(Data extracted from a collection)
::::

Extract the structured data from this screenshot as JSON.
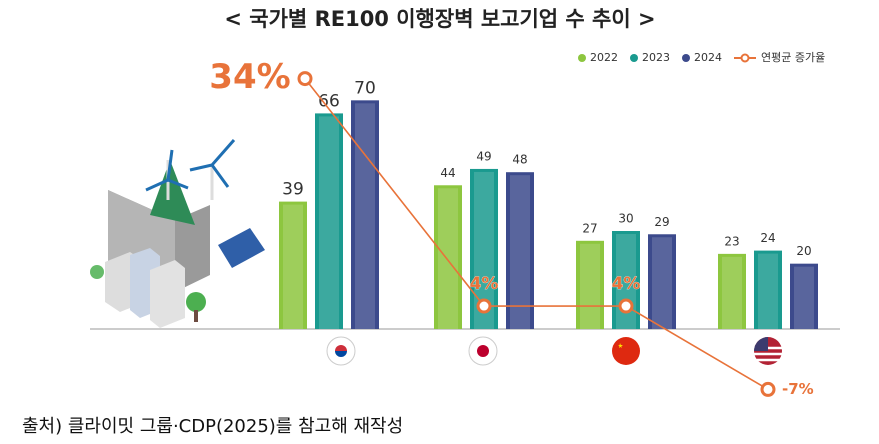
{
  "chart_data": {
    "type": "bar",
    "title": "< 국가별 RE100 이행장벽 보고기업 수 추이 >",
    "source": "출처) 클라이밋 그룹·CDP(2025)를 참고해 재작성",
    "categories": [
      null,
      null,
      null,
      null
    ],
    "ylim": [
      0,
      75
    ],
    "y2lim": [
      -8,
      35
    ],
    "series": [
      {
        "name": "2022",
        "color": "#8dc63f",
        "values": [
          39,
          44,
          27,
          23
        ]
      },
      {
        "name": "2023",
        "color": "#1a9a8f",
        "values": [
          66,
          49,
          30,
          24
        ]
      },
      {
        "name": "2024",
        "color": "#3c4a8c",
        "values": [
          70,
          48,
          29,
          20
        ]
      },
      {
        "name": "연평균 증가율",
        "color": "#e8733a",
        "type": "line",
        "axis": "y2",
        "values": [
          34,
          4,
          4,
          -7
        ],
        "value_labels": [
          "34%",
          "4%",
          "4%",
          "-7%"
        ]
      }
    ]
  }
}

::::

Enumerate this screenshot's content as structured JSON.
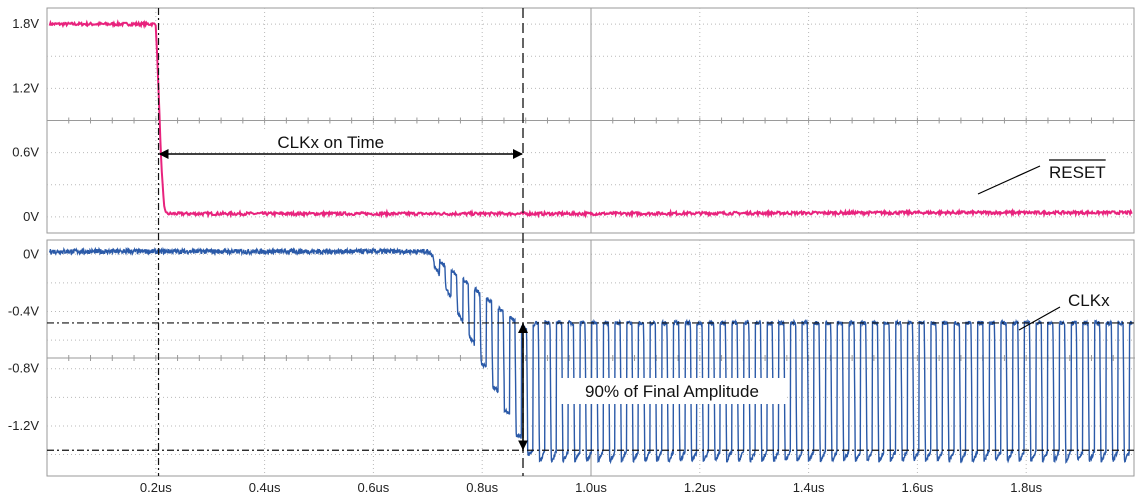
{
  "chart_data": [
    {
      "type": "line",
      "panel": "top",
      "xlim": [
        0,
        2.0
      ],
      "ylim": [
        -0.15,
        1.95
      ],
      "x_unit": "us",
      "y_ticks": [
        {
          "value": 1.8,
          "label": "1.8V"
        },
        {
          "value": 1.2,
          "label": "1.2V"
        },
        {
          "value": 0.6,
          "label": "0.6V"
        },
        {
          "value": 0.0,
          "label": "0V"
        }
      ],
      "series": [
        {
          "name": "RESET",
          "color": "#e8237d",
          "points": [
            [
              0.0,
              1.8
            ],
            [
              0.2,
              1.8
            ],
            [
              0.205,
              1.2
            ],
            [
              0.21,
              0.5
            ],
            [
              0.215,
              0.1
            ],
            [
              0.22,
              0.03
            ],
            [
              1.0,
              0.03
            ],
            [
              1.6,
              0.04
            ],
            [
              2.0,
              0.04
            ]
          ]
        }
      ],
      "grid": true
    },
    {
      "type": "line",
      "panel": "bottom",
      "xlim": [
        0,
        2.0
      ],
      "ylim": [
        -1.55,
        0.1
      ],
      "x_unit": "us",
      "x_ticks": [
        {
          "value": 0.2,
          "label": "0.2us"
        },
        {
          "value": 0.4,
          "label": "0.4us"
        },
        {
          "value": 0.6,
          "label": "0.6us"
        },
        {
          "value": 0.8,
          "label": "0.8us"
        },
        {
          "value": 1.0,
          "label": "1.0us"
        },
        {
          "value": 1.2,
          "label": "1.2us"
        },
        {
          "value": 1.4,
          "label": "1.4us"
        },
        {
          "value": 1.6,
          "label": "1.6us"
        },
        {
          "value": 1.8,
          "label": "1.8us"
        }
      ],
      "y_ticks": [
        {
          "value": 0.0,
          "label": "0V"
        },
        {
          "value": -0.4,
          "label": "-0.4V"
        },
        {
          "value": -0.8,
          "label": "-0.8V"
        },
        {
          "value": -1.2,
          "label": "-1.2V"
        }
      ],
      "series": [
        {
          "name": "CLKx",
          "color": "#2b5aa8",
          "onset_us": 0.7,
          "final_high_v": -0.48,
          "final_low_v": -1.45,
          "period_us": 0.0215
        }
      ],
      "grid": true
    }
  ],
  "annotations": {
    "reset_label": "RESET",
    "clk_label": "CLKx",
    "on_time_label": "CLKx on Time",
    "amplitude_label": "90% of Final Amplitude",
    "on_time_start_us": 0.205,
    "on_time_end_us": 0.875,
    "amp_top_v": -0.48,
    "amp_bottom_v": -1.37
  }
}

::::

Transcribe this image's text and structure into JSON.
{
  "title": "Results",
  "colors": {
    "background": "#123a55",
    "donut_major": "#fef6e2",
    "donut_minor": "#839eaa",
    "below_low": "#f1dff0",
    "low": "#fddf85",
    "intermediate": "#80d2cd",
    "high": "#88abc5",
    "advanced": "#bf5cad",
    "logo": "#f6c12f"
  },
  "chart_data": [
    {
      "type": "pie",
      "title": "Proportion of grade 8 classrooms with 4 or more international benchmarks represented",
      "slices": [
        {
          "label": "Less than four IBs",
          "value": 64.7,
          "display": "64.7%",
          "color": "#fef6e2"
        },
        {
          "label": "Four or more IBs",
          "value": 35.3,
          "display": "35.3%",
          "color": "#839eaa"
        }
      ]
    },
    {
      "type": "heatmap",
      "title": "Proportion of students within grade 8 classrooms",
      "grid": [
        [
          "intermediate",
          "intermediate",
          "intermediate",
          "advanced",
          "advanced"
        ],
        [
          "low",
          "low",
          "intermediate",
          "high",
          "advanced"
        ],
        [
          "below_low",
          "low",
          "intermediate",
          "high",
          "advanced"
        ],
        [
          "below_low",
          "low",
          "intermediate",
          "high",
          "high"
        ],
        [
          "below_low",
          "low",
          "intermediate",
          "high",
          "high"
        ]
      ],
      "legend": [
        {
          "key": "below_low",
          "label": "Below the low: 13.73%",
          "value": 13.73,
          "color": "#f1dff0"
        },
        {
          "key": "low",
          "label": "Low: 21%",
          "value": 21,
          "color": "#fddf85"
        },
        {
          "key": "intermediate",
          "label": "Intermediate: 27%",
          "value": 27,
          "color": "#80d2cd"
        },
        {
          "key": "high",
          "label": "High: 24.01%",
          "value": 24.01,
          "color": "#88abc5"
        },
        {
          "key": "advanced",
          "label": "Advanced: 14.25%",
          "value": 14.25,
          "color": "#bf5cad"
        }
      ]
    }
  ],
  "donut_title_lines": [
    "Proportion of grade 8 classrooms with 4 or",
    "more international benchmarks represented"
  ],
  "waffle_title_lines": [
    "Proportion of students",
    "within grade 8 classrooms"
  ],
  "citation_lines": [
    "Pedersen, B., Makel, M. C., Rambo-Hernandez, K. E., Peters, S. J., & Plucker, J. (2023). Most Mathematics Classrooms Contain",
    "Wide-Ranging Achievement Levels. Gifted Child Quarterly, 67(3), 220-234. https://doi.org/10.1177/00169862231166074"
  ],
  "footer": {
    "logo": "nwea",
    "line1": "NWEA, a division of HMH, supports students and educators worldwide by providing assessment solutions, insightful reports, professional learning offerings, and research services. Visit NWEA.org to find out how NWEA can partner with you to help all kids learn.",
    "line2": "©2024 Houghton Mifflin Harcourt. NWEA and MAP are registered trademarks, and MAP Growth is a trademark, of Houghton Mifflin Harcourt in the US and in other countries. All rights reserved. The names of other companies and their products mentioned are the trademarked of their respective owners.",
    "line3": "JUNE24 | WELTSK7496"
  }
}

::::

• SET TASK: Copy each line above that contains the string "students".

• ANSWER TO THIS TASK:
      "title": "Proportion of students within grade 8 classrooms",
    "Proportion of students",
    "line1": "NWEA, a division of HMH, supports students and educators worldwide by providing assessment solutions, insightful reports, professional learning offerings, and research services. Visit NWEA.org to find out how NWEA can partner with you to help all kids learn.",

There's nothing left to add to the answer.